» **THE TASK**: Reproduce the lines below word for word, from the first line through the line that contains "price-point xyxy=(920,410,922,413)".

» **GIVEN RECORDS**:
--- BEGIN ---
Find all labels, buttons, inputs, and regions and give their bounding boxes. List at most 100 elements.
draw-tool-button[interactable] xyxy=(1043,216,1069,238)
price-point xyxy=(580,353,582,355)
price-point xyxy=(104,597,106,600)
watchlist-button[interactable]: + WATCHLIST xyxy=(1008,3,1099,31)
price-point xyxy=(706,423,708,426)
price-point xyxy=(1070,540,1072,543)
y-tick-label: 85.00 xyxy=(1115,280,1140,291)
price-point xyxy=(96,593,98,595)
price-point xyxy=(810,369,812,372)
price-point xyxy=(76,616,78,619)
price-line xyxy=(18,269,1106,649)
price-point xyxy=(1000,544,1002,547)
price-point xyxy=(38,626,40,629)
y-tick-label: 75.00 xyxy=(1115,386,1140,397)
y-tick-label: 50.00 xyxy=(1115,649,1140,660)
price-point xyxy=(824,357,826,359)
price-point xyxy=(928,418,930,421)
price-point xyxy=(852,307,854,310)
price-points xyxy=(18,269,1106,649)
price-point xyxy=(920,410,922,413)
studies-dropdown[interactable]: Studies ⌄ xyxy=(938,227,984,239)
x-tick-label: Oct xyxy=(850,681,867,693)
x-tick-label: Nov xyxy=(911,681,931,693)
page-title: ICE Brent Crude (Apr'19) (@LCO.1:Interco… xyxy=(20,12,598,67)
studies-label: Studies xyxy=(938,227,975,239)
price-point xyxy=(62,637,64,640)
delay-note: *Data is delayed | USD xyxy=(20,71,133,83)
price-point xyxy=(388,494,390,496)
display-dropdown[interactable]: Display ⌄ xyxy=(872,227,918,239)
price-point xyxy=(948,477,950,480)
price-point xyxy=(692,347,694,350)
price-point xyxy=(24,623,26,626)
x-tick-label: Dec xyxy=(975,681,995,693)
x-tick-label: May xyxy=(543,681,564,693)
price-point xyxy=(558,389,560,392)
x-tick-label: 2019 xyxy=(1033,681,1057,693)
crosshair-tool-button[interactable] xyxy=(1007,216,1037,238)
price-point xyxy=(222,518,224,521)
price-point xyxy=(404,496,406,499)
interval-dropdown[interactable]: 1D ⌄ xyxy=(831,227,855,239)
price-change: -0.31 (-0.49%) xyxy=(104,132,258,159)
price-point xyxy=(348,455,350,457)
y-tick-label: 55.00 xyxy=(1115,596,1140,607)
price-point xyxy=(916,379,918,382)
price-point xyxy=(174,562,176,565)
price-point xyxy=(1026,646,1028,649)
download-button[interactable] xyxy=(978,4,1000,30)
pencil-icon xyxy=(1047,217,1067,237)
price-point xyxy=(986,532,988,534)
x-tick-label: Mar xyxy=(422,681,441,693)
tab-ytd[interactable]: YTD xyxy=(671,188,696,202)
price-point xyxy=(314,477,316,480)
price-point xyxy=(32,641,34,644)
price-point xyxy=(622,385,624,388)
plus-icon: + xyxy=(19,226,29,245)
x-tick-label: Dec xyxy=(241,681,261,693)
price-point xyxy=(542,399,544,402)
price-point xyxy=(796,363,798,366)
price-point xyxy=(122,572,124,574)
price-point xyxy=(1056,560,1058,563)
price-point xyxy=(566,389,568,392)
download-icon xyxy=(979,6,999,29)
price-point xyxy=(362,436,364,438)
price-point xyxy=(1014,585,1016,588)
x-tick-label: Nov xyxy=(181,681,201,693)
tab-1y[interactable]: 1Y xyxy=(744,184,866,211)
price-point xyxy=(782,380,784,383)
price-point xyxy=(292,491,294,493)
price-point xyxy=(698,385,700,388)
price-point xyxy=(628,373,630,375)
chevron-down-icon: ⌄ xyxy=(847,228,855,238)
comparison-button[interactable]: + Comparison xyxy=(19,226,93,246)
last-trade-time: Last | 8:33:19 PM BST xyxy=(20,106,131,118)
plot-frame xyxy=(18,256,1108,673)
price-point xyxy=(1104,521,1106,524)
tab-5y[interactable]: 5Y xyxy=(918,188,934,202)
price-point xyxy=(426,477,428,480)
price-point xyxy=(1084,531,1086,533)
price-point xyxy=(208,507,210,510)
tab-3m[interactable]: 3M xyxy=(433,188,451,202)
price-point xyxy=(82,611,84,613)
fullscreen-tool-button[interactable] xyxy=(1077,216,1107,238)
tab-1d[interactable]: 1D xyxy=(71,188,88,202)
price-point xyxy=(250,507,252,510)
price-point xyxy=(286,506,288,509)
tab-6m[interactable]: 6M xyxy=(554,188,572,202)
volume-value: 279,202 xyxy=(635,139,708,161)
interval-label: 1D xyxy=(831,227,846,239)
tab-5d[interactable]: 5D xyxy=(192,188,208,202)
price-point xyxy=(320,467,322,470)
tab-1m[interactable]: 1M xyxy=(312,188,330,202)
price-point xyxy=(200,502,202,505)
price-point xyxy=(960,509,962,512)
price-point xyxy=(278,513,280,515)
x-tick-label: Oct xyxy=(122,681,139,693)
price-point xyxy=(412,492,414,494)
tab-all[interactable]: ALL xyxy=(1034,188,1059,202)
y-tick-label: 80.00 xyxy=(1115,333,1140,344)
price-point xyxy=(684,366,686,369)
--- END ---
» **FULL ANSWER**:
Find all labels, buttons, inputs, and regions and give their bounding boxes. List at most 100 elements.
draw-tool-button[interactable] xyxy=(1043,216,1069,238)
price-point xyxy=(580,353,582,355)
price-point xyxy=(104,597,106,600)
watchlist-button[interactable]: + WATCHLIST xyxy=(1008,3,1099,31)
price-point xyxy=(706,423,708,426)
price-point xyxy=(1070,540,1072,543)
y-tick-label: 85.00 xyxy=(1115,280,1140,291)
price-point xyxy=(96,593,98,595)
price-point xyxy=(810,369,812,372)
price-point xyxy=(76,616,78,619)
price-line xyxy=(18,269,1106,649)
price-point xyxy=(1000,544,1002,547)
price-point xyxy=(38,626,40,629)
y-tick-label: 75.00 xyxy=(1115,386,1140,397)
y-tick-label: 50.00 xyxy=(1115,649,1140,660)
price-point xyxy=(824,357,826,359)
price-point xyxy=(928,418,930,421)
price-point xyxy=(852,307,854,310)
price-points xyxy=(18,269,1106,649)
price-point xyxy=(920,410,922,413)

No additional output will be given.